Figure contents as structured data

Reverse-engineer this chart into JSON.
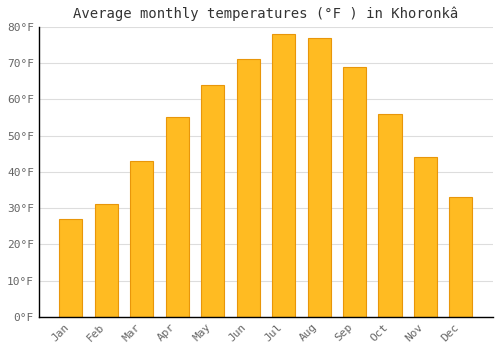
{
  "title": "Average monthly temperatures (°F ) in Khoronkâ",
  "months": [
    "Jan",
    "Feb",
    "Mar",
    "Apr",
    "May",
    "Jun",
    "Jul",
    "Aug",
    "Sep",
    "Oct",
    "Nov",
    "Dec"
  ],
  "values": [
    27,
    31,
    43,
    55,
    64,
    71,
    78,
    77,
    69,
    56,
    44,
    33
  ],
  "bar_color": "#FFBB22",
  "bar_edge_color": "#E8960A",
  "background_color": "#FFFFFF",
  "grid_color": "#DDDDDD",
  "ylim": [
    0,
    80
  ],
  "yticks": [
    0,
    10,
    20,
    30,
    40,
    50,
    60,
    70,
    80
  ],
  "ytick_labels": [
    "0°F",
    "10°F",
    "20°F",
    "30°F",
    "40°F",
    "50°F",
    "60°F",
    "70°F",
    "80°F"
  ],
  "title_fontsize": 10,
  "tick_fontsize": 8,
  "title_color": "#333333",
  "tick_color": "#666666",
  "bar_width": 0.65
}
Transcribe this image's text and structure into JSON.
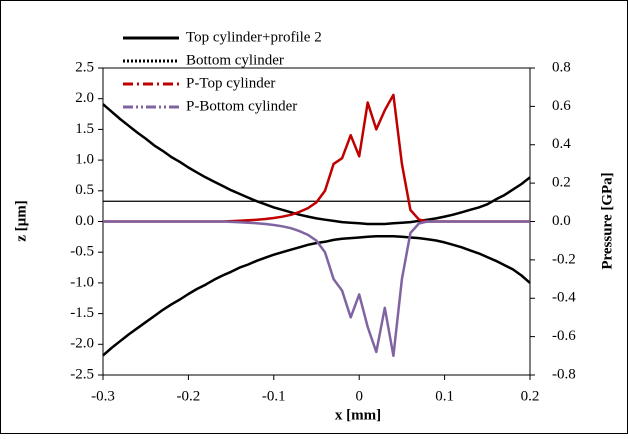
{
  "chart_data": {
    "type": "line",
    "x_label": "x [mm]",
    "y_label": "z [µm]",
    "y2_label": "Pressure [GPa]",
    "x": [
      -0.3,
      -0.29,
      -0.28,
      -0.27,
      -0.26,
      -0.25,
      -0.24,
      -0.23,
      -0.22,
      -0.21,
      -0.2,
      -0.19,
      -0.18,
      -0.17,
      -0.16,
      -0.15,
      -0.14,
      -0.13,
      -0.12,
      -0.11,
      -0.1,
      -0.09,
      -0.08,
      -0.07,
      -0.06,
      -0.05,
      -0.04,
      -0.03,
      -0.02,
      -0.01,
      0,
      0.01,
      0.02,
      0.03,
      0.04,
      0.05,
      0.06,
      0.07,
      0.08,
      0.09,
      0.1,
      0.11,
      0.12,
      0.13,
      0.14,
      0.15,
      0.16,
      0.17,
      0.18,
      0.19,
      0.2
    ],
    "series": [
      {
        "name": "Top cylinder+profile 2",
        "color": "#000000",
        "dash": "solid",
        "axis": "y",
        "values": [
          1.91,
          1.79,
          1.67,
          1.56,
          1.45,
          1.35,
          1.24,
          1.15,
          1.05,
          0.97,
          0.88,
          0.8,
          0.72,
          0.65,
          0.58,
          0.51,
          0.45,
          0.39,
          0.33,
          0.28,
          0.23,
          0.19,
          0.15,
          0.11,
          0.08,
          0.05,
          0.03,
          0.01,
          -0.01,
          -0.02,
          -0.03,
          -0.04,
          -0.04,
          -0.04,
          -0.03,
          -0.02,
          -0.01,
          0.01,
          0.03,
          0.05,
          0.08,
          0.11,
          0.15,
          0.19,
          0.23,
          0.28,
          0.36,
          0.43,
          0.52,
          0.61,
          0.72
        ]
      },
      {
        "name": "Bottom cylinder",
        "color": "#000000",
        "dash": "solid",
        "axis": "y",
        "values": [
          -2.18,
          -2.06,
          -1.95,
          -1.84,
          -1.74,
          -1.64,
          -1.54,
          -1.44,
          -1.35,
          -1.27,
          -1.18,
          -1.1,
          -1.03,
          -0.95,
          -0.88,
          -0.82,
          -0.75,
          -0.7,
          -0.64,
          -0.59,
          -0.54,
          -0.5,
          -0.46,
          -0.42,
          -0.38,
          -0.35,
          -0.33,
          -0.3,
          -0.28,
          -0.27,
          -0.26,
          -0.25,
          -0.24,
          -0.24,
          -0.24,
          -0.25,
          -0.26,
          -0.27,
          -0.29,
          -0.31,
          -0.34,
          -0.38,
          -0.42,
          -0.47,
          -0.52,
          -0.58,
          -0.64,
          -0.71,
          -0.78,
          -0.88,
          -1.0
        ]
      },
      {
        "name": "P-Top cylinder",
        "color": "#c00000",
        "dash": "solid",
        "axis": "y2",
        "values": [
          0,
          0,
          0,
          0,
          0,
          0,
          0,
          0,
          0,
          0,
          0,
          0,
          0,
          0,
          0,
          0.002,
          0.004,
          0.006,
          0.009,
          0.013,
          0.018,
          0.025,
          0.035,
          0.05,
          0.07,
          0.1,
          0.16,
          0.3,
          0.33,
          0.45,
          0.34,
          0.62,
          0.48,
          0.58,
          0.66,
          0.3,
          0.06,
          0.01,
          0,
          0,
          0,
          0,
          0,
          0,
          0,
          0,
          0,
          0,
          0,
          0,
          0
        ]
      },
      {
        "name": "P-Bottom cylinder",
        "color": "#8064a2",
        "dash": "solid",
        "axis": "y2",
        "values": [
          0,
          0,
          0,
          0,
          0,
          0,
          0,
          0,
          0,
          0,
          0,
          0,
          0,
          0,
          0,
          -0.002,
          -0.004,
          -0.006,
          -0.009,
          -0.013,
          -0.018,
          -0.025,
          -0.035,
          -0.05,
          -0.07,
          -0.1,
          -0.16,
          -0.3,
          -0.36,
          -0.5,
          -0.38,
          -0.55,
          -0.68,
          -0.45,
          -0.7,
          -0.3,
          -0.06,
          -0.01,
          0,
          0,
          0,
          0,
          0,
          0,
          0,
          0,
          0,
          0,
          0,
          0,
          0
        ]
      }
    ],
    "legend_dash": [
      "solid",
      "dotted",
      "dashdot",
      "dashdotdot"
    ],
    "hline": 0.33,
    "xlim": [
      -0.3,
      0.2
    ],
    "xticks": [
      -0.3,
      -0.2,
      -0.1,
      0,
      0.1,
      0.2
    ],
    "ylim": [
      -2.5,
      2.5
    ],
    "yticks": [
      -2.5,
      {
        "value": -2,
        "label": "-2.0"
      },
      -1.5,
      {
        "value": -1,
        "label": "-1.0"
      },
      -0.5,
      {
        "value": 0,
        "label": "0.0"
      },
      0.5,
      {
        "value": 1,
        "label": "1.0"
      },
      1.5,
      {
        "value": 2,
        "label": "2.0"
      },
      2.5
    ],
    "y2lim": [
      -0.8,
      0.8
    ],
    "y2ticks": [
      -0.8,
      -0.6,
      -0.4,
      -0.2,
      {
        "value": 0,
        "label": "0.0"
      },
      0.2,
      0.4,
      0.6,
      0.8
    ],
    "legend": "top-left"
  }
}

--

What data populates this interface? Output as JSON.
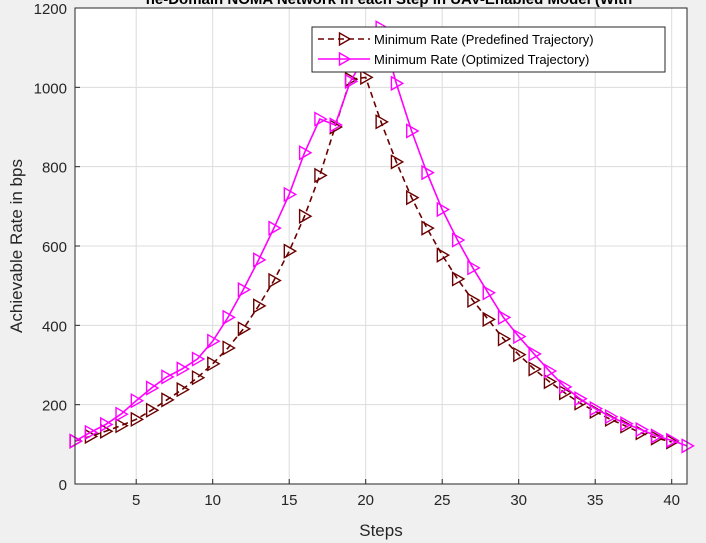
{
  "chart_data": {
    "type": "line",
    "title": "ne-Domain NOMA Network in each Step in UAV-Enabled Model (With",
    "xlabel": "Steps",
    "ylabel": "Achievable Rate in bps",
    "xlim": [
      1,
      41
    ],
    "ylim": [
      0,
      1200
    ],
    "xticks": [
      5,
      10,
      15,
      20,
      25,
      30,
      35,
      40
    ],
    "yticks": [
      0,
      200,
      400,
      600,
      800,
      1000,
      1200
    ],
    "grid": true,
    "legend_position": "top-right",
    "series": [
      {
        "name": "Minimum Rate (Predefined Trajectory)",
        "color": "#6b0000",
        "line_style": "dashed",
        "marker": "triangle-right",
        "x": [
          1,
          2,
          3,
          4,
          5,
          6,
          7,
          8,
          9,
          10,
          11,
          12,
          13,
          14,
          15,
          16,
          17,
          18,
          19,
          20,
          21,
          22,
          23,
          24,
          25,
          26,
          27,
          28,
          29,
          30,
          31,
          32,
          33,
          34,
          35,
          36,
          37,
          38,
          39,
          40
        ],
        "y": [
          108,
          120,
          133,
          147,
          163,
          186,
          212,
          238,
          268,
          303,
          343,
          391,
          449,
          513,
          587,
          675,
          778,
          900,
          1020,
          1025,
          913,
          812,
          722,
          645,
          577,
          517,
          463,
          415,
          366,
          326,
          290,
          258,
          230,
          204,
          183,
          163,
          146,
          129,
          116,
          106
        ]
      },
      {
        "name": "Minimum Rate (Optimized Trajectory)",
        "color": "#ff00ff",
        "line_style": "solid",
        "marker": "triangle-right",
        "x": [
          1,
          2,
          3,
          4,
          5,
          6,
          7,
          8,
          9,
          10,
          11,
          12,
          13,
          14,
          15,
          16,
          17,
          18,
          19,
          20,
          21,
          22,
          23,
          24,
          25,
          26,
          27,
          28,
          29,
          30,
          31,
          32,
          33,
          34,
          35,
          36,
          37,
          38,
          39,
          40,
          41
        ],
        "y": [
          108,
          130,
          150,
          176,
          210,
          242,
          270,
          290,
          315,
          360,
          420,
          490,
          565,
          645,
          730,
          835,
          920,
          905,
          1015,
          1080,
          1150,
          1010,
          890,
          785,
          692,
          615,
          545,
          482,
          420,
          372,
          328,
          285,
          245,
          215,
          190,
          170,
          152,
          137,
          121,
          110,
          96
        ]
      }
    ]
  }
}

What needs to be done: Find all lines holding the string "name" and copy them.

Solution:
        "name": "Top cylinder+profile 2",
        "name": "Bottom cylinder",
        "name": "P-Top cylinder",
        "name": "P-Bottom cylinder",
        "name": "Minimum Rate (Predefined Trajectory)",
        "name": "Minimum Rate (Optimized Trajectory)",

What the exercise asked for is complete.